SET PROBLEM: Without including any pictures, write out the listing below exactly.

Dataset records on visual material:
....................

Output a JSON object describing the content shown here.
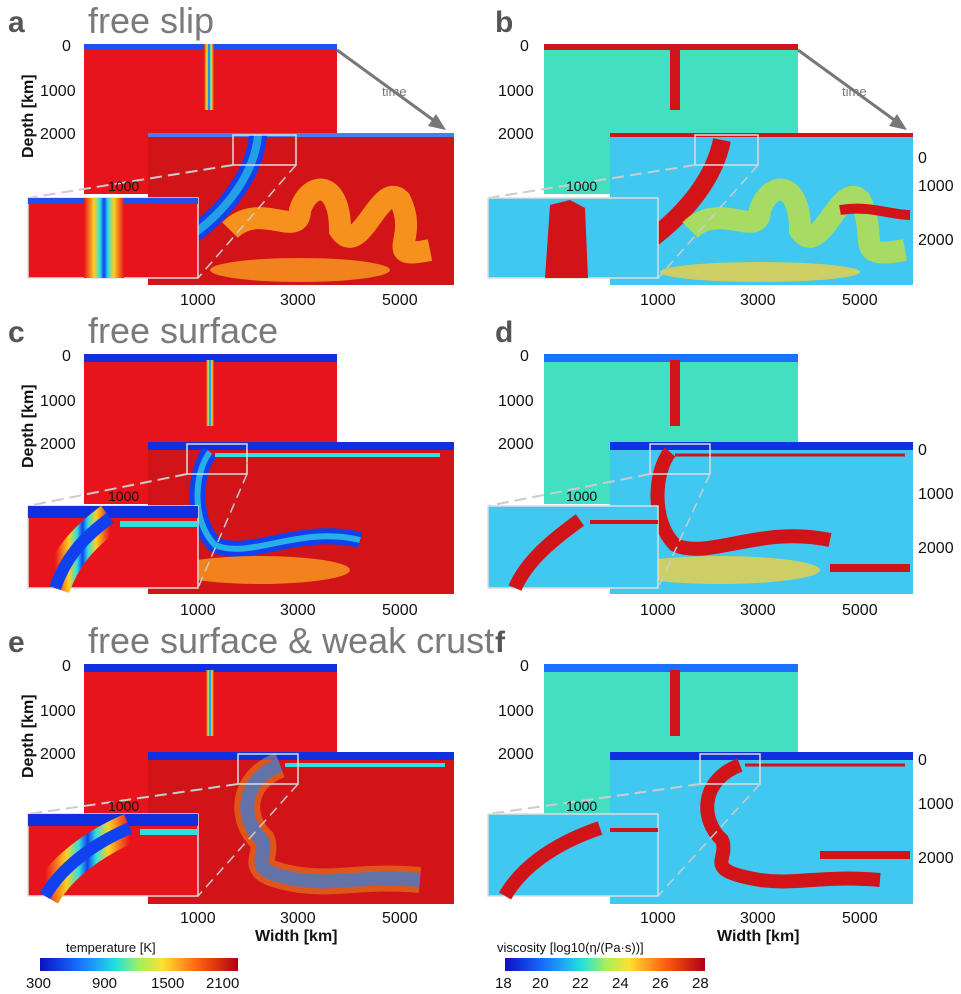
{
  "panel_letters": [
    "a",
    "b",
    "c",
    "d",
    "e",
    "f"
  ],
  "titles": {
    "a": "free slip",
    "c": "free surface",
    "e": "free surface & weak crust"
  },
  "time_label": "time",
  "depth_label": "Depth [km]",
  "width_label": "Width [km]",
  "depth_ticks": [
    "0",
    "1000",
    "2000"
  ],
  "zoom_depth_tick": "1000",
  "width_ticks": [
    "1000",
    "3000",
    "5000"
  ],
  "right_depth_ticks": [
    "0",
    "1000",
    "2000"
  ],
  "temperature_colorbar": {
    "label": "temperature [K]",
    "ticks": [
      "300",
      "900",
      "1500",
      "2100"
    ]
  },
  "viscosity_colorbar": {
    "label": "viscosity [log10(η/(Pa·s))]",
    "ticks": [
      "18",
      "20",
      "22",
      "24",
      "26",
      "28"
    ]
  },
  "colors": {
    "hot": "#e8141c",
    "cold": "#0a2fe0",
    "viscosity_bg": "#3fe0c0",
    "viscosity_mid": "#40c8f0",
    "text_gray": "#7a7a7a"
  }
}
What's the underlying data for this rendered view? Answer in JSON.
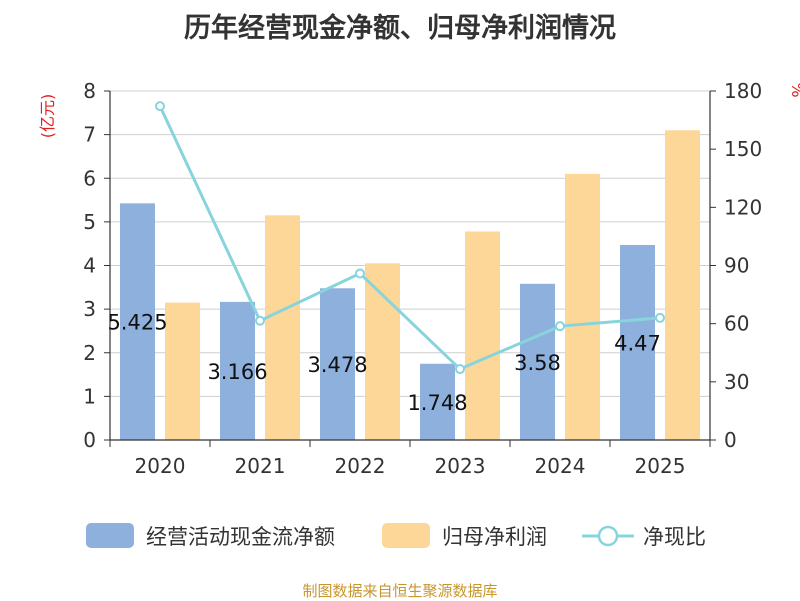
{
  "chart_data": {
    "type": "bar",
    "title": "历年经营现金净额、归母净利润情况",
    "categories": [
      "2020",
      "2021",
      "2022",
      "2023",
      "2024",
      "2025"
    ],
    "series": [
      {
        "name": "经营活动现金流净额",
        "type": "bar",
        "axis": "left",
        "color": "#8eb0dc",
        "values": [
          5.425,
          3.166,
          3.478,
          1.748,
          3.58,
          4.47
        ],
        "labels": [
          "5.425",
          "3.166",
          "3.478",
          "1.748",
          "3.58",
          "4.47"
        ]
      },
      {
        "name": "归母净利润",
        "type": "bar",
        "axis": "left",
        "color": "#fdd797",
        "values": [
          3.15,
          5.15,
          4.05,
          4.78,
          6.1,
          7.1
        ]
      },
      {
        "name": "净现比",
        "type": "line",
        "axis": "right",
        "color": "#88d4dc",
        "values": [
          172.2,
          61.5,
          85.9,
          36.6,
          58.7,
          63.0
        ]
      }
    ],
    "ylabel_left": "(亿元)",
    "ylabel_right": "%",
    "ylim_left": [
      0,
      8
    ],
    "yticks_left": [
      "0",
      "1",
      "2",
      "3",
      "4",
      "5",
      "6",
      "7",
      "8"
    ],
    "ylim_right": [
      0,
      180
    ],
    "yticks_right": [
      "0",
      "30",
      "60",
      "90",
      "120",
      "150",
      "180"
    ],
    "grid": true,
    "legend_position": "bottom",
    "source": "制图数据来自恒生聚源数据库"
  }
}
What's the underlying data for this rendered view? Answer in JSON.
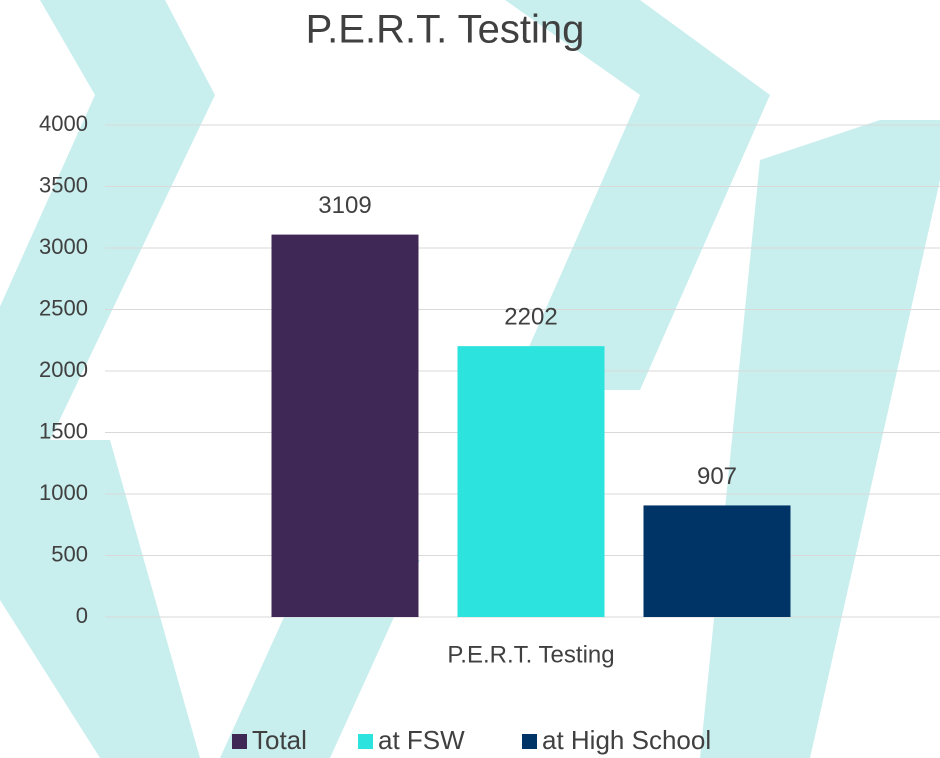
{
  "chart_data": {
    "type": "bar",
    "title": "P.E.R.T. Testing",
    "categories": [
      "P.E.R.T. Testing"
    ],
    "series": [
      {
        "name": "Total",
        "color": "#3f2856",
        "values": [
          3109
        ]
      },
      {
        "name": "at FSW",
        "color": "#2ce3dd",
        "values": [
          2202
        ]
      },
      {
        "name": "at High School",
        "color": "#003366",
        "values": [
          907
        ]
      }
    ],
    "ylim": [
      0,
      4000
    ],
    "yticks": [
      0,
      500,
      1000,
      1500,
      2000,
      2500,
      3000,
      3500,
      4000
    ],
    "grid": true,
    "legend": "bottom"
  }
}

....................

RESULT FOR THIS EXERCISE:
Output a JSON object describing the content shown here.
{
  "panel_letters": [
    "a",
    "b",
    "c",
    "d",
    "e",
    "f"
  ],
  "titles": {
    "a": "free slip",
    "c": "free surface",
    "e": "free surface & weak crust"
  },
  "time_label": "time",
  "depth_label": "Depth [km]",
  "width_label": "Width [km]",
  "depth_ticks": [
    "0",
    "1000",
    "2000"
  ],
  "zoom_depth_tick": "1000",
  "width_ticks": [
    "1000",
    "3000",
    "5000"
  ],
  "right_depth_ticks": [
    "0",
    "1000",
    "2000"
  ],
  "temperature_colorbar": {
    "label": "temperature [K]",
    "ticks": [
      "300",
      "900",
      "1500",
      "2100"
    ]
  },
  "viscosity_colorbar": {
    "label": "viscosity [log10(η/(Pa·s))]",
    "ticks": [
      "18",
      "20",
      "22",
      "24",
      "26",
      "28"
    ]
  },
  "colors": {
    "hot": "#e8141c",
    "cold": "#0a2fe0",
    "viscosity_bg": "#3fe0c0",
    "viscosity_mid": "#40c8f0",
    "text_gray": "#7a7a7a"
  }
}
What's the underlying data for this rendered view? Answer in JSON.
{
  "chart_data": {
    "type": "bar",
    "title": "历年经营现金净额、归母净利润情况",
    "categories": [
      "2020",
      "2021",
      "2022",
      "2023",
      "2024",
      "2025"
    ],
    "series": [
      {
        "name": "经营活动现金流净额",
        "type": "bar",
        "axis": "left",
        "color": "#8eb0dc",
        "values": [
          5.425,
          3.166,
          3.478,
          1.748,
          3.58,
          4.47
        ],
        "labels": [
          "5.425",
          "3.166",
          "3.478",
          "1.748",
          "3.58",
          "4.47"
        ]
      },
      {
        "name": "归母净利润",
        "type": "bar",
        "axis": "left",
        "color": "#fdd797",
        "values": [
          3.15,
          5.15,
          4.05,
          4.78,
          6.1,
          7.1
        ]
      },
      {
        "name": "净现比",
        "type": "line",
        "axis": "right",
        "color": "#88d4dc",
        "values": [
          172.2,
          61.5,
          85.9,
          36.6,
          58.7,
          63.0
        ]
      }
    ],
    "ylabel_left": "(亿元)",
    "ylabel_right": "%",
    "ylim_left": [
      0,
      8
    ],
    "yticks_left": [
      "0",
      "1",
      "2",
      "3",
      "4",
      "5",
      "6",
      "7",
      "8"
    ],
    "ylim_right": [
      0,
      180
    ],
    "yticks_right": [
      "0",
      "30",
      "60",
      "90",
      "120",
      "150",
      "180"
    ],
    "grid": true,
    "legend_position": "bottom",
    "source": "制图数据来自恒生聚源数据库"
  }
}
What's the underlying data for this rendered view? Answer in JSON.
{
  "chart_data": {
    "type": "bar",
    "title": "P.E.R.T. Testing",
    "categories": [
      "P.E.R.T. Testing"
    ],
    "series": [
      {
        "name": "Total",
        "color": "#3f2856",
        "values": [
          3109
        ]
      },
      {
        "name": "at FSW",
        "color": "#2ce3dd",
        "values": [
          2202
        ]
      },
      {
        "name": "at High School",
        "color": "#003366",
        "values": [
          907
        ]
      }
    ],
    "ylim": [
      0,
      4000
    ],
    "yticks": [
      0,
      500,
      1000,
      1500,
      2000,
      2500,
      3000,
      3500,
      4000
    ],
    "grid": true,
    "legend": "bottom"
  }
}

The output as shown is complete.